◆ Stored data

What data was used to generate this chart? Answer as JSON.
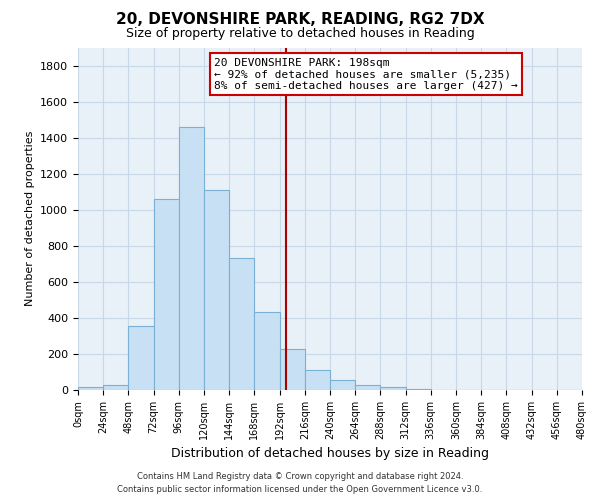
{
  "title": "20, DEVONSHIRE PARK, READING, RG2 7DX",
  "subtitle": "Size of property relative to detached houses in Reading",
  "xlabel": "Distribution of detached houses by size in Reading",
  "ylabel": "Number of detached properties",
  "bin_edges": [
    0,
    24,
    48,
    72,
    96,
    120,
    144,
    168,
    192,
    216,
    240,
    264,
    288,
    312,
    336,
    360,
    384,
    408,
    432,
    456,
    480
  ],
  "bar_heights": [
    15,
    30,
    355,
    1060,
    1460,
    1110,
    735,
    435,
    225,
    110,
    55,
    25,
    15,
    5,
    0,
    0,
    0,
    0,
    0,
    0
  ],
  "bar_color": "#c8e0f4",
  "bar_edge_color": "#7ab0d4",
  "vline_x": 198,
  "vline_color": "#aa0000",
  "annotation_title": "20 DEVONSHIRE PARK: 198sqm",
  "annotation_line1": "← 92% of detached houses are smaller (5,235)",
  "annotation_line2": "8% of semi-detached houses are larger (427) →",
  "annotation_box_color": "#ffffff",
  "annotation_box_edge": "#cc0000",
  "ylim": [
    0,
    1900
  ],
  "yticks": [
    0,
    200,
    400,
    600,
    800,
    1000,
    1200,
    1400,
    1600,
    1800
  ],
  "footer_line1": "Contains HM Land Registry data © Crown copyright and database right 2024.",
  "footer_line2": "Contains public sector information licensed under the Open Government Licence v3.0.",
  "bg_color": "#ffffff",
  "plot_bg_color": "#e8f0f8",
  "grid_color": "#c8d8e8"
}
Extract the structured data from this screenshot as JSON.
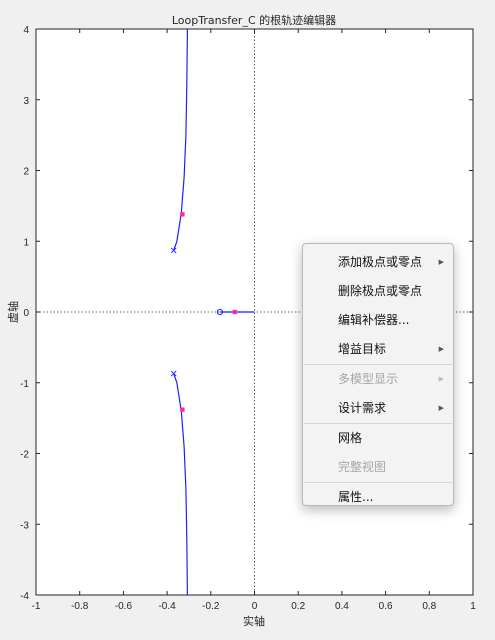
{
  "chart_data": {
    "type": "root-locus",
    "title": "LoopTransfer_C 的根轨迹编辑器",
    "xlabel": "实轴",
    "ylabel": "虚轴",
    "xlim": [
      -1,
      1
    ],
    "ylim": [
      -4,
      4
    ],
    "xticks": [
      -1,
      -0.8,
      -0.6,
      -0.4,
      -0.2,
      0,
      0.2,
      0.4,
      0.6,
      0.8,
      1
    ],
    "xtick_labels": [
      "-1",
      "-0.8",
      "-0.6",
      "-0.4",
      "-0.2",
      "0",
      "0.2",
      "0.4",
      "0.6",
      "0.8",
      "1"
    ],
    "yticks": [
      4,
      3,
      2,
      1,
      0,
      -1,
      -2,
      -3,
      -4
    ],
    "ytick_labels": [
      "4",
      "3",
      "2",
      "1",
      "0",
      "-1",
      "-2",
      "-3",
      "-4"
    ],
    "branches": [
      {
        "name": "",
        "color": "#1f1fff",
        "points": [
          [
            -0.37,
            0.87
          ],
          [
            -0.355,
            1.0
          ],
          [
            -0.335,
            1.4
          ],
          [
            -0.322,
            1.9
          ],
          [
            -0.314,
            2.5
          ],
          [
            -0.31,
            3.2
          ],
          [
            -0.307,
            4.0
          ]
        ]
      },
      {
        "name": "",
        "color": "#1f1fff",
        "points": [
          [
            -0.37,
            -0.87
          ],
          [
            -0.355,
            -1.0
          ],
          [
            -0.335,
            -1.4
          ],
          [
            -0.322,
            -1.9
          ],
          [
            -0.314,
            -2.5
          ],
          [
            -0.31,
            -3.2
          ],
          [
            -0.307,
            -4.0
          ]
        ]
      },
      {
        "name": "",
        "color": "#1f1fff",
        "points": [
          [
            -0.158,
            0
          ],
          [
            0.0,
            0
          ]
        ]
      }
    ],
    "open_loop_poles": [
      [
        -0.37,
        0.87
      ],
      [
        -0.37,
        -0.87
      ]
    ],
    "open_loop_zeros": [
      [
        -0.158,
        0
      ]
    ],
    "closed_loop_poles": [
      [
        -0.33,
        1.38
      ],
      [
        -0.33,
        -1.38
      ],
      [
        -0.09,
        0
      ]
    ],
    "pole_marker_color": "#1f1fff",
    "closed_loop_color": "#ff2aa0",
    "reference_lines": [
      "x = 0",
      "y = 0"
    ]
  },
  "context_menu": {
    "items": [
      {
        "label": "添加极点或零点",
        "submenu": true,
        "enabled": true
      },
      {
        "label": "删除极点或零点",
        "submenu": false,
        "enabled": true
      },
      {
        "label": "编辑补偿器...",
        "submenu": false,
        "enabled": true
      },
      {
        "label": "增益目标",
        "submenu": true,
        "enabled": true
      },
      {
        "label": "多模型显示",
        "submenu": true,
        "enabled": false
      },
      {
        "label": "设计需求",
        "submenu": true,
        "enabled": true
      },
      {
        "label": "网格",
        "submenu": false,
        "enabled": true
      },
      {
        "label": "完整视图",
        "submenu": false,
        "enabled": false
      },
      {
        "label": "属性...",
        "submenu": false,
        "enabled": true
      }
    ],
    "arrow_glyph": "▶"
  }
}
==
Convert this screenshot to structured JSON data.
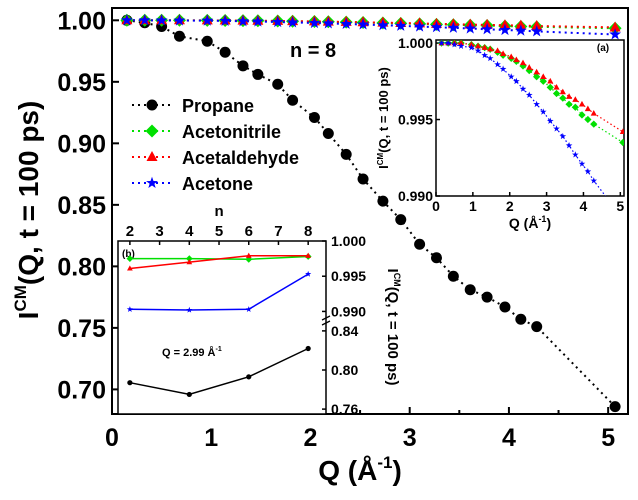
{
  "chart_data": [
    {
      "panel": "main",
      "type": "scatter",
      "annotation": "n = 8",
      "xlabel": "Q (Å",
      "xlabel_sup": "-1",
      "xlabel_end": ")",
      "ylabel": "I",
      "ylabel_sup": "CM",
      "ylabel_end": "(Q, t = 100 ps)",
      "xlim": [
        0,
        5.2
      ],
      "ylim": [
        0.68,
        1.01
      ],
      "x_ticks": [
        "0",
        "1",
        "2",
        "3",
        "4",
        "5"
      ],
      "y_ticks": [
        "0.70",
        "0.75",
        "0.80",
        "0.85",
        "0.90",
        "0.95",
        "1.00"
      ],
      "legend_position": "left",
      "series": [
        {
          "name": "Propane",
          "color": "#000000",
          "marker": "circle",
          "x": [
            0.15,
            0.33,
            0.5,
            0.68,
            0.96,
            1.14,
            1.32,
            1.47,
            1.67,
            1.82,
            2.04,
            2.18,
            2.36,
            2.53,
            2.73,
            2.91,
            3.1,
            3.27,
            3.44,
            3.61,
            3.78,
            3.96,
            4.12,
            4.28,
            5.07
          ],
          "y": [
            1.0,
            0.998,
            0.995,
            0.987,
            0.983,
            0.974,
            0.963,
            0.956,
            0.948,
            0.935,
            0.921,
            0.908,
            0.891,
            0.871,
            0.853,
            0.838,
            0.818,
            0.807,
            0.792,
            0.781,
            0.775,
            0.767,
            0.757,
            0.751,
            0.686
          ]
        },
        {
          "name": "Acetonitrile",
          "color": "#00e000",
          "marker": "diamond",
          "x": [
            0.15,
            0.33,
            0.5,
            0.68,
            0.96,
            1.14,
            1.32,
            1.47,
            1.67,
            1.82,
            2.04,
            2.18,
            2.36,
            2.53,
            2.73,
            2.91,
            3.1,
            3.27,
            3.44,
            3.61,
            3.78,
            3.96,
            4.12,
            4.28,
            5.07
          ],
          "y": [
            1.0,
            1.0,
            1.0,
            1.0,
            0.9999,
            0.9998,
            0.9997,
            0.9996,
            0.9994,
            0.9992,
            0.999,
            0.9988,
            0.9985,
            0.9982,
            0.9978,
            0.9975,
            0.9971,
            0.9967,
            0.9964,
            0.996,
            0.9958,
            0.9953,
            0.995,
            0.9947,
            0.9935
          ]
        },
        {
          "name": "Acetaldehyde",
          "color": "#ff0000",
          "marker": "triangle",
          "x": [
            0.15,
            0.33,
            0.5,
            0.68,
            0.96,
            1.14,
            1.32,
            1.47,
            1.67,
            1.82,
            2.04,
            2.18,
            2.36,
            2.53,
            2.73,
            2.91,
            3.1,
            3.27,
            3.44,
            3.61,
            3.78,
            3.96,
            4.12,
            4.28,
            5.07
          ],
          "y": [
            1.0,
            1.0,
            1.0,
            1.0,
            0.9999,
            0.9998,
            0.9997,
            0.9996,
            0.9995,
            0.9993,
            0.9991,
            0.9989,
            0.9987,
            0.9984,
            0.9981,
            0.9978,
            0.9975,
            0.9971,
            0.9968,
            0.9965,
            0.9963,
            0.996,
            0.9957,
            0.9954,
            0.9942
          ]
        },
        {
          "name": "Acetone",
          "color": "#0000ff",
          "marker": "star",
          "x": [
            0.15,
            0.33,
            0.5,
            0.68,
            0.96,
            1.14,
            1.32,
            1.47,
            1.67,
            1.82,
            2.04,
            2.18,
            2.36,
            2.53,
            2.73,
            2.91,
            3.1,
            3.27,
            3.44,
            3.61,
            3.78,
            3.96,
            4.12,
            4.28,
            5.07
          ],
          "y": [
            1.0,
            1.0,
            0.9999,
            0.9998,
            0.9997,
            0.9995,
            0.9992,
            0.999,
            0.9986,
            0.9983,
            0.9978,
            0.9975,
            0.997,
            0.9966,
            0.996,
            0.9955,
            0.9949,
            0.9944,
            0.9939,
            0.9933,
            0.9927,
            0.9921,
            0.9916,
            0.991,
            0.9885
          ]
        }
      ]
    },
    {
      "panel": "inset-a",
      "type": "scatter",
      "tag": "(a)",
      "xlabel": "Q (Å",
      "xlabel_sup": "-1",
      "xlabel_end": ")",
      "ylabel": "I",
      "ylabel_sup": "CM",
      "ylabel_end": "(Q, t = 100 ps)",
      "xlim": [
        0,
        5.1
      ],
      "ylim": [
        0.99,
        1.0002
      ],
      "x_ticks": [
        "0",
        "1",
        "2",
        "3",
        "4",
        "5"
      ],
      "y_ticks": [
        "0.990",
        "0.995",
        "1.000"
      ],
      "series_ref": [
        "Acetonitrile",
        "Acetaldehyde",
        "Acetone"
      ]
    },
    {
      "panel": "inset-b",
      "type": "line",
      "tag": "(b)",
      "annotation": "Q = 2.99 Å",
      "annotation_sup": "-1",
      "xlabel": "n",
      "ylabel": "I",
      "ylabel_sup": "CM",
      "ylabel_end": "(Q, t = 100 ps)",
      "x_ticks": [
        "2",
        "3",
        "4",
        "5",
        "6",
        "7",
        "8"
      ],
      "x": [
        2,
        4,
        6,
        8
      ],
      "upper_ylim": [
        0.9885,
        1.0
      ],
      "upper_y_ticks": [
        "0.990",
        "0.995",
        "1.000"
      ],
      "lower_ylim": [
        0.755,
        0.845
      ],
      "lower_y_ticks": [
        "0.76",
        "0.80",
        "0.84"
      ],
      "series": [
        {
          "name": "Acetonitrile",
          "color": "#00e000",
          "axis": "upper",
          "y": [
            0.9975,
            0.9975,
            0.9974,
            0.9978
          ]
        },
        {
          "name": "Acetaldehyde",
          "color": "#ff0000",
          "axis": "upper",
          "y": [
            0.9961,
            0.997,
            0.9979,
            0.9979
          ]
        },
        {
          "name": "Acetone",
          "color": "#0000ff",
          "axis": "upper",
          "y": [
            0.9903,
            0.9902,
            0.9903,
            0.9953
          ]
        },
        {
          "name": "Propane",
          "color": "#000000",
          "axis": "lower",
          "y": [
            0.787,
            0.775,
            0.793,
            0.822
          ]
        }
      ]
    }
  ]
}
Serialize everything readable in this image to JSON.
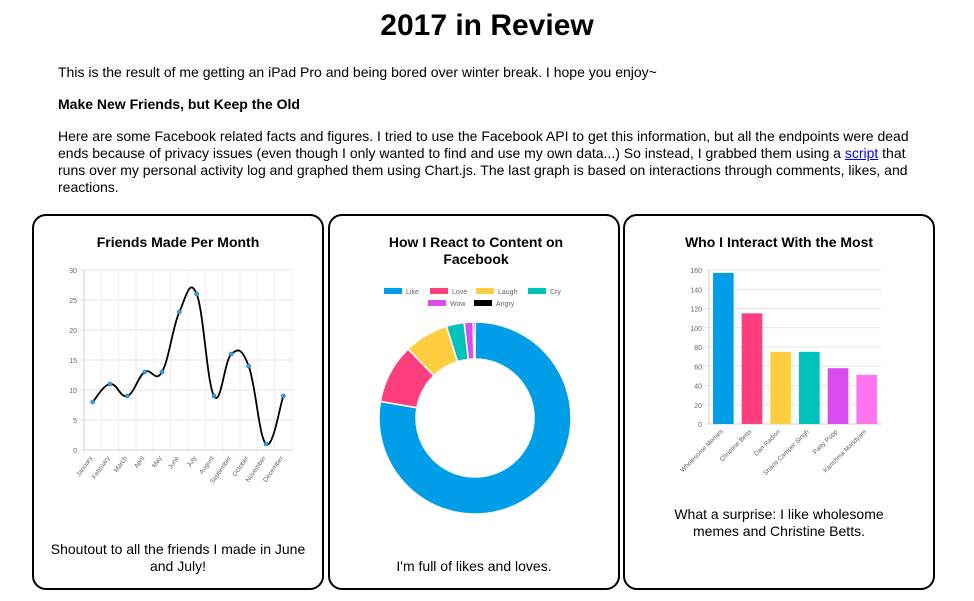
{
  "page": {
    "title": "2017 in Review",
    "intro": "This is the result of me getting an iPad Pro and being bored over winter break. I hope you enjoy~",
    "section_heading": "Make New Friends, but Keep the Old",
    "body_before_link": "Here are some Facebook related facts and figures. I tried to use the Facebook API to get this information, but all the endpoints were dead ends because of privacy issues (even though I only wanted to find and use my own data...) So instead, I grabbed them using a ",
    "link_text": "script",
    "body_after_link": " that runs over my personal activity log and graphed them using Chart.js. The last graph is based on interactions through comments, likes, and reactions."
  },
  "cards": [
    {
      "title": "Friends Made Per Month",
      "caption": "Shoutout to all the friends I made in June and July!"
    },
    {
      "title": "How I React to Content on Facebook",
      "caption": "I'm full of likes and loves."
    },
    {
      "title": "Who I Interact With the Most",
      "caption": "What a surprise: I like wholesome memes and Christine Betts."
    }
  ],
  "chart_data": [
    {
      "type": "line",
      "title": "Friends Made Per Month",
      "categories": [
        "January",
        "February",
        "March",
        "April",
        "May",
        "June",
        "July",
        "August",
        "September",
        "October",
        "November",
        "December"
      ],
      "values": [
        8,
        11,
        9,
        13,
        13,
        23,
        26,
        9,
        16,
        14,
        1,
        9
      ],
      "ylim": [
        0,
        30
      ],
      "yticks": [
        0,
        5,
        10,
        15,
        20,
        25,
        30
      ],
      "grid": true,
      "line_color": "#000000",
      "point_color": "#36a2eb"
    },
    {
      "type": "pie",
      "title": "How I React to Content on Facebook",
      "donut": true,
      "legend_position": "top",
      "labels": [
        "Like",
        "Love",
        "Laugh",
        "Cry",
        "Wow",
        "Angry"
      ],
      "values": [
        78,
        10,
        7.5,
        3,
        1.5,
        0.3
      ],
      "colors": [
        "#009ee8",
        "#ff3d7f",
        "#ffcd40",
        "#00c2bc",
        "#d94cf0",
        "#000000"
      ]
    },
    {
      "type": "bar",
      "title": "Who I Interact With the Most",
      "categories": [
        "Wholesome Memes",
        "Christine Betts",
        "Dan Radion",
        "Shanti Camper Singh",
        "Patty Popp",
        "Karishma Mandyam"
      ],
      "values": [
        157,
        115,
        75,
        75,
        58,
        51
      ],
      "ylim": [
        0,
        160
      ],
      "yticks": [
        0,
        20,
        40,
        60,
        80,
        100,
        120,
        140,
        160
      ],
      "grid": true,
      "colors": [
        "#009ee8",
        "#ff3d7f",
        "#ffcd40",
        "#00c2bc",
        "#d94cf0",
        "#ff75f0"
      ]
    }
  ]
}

◆ Exercise brief
Extract every line that has the string "panel" in it.

◆ Solution for this task
      "panel": "main",
      "panel": "inset-a",
      "panel": "inset-b",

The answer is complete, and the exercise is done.